**Requirement A**
Can you return, word for word, the part of the blog post about one month of sobriety between "1. I think the" and "you deserve, Holly.", inclusive?
**Requirement B**
Would you resume the blog post about one month of sobriety, picking up right after its last sentence?

**Excerpt provided**

#####

Wednesday, January 8, 2020

2020 Intro


Celebrating 1 month of alcohol sobriety. I'm going to be honest  2020 started off rough for me due to mental illness. I took a trip to the ocean to clear my head and literally was in tears most of the time. I have not nor will I ever take prescription meds for this illness so I just need to journey on like I have all my life with bi/polar & manic depressive disorder. My in-home tribe has been kind, loving, and embraceing. This is nothing new for then anyways this has been their normal all of their life with me as mother and wife. I no longer have the crutch of alcohol to lean on which really wasn't lifting me up in life anyways. I want to be clear and present for every situation and for everybody I come across in my life to experience the true authentic me.... No matter how quiet or how loud that maybe. The glory of this all is I'M ALIVE. I love my family and myself enough to be this ❤️ 


7 comments:

  1. I think the ocean is just what you needed, Holly. Your family is wonderful for being so understanding during this difficult time in your life. Sometimes things come at us all at once, and we feel that we are taking on things all by ourselves in life. But know this.....your blog friend cares about you so much. Happy New Year, and I hope the new year brings you all the goodness you deserve, Holly.

#####

**Dataset entries**
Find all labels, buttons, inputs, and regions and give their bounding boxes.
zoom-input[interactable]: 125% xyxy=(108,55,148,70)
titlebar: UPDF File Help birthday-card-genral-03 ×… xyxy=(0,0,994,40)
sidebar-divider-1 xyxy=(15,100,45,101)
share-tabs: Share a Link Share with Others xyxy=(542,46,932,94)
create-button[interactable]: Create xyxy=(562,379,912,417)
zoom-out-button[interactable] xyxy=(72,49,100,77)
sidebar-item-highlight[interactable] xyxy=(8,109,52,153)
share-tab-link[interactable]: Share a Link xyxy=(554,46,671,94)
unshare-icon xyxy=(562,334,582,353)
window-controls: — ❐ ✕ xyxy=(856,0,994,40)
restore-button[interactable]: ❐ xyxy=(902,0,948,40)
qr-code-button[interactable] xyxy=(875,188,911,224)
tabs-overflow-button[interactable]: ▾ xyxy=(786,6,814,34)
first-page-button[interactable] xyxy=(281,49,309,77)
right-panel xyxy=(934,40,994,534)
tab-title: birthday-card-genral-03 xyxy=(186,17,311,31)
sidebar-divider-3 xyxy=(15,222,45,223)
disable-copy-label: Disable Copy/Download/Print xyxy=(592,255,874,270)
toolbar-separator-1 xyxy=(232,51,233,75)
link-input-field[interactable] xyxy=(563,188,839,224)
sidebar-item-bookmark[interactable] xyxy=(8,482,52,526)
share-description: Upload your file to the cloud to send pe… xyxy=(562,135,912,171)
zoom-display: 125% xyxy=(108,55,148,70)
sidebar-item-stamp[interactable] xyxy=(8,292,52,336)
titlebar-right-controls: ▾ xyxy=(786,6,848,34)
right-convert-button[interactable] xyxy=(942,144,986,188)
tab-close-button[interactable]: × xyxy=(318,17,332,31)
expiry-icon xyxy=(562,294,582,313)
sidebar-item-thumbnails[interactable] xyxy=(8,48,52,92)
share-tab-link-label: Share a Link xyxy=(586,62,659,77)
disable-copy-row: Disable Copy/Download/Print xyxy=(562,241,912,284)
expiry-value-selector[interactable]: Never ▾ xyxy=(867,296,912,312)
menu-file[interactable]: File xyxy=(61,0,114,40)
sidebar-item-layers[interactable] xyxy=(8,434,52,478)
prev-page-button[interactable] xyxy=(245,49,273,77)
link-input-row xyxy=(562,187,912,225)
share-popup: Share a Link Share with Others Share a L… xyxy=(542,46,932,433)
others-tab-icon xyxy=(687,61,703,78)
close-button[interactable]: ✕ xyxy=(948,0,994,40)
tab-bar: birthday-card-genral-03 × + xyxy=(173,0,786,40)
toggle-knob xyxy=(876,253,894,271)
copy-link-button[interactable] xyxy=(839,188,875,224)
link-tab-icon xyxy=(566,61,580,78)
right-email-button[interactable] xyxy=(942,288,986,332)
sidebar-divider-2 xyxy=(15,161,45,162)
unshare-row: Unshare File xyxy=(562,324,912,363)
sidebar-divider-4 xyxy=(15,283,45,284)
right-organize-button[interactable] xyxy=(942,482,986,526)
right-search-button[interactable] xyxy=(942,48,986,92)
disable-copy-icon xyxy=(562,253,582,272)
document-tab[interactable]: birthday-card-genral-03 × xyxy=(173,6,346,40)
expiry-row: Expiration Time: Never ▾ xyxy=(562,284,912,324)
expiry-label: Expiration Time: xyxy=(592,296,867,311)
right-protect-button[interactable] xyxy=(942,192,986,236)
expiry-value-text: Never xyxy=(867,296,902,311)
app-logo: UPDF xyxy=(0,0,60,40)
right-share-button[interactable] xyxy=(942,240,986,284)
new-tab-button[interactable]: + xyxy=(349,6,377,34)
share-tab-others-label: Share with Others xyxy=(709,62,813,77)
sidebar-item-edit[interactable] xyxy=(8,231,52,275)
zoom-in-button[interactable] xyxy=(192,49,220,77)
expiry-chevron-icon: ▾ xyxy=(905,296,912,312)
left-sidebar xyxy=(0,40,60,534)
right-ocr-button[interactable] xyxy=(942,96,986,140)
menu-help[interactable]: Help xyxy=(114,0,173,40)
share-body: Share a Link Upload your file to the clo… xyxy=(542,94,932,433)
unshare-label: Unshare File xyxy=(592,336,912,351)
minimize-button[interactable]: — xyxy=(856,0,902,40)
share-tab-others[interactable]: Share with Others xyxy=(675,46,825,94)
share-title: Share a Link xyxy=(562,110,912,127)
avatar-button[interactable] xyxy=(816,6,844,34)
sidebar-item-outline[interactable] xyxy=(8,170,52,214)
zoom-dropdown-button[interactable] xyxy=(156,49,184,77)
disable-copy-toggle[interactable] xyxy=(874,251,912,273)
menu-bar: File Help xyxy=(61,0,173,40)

#####

**Reply A**
1. I think the ocean is just what you needed, Holly. Your family is wonderful for being so understanding during this difficult time in your life. Sometimes things come at us all at once, and we feel that we are taking on things all by ourselves in life. But know this.....your blog friend cares about you so much. Happy New Year, and I hope the new year brings you all the goodness you deserve, Holly.

**Reply B**
    ~Sheri

    ReplyDelete
    Replies
    1. Oh, and this quote really hit home for me, cause Nel wants me to move down south, and everything is up in the air now and kind of overwhelming. Sometimes I wish I was where I'm supposed to be, but your quote tells me to enjoy the journey. Thank you for this, Holly. : )

      Delete
  2. Keep pushing, my dear Holly. I'm so glad you have your loves supporting you. Remember that you also have us.

    ReplyDelete
  3. Yeah for one month clean and many more months to come ! You can do it! Praying for you Holly that you can find peace and the inner strength to move forward in a healthy journey.

    ReplyDelete
  4. Woot! Congrats on making it to this milestone. It's wonderful that you have a lot of support in your life to help make this positive change stick. May your 2020 continue to be sober, with lots and lots of love.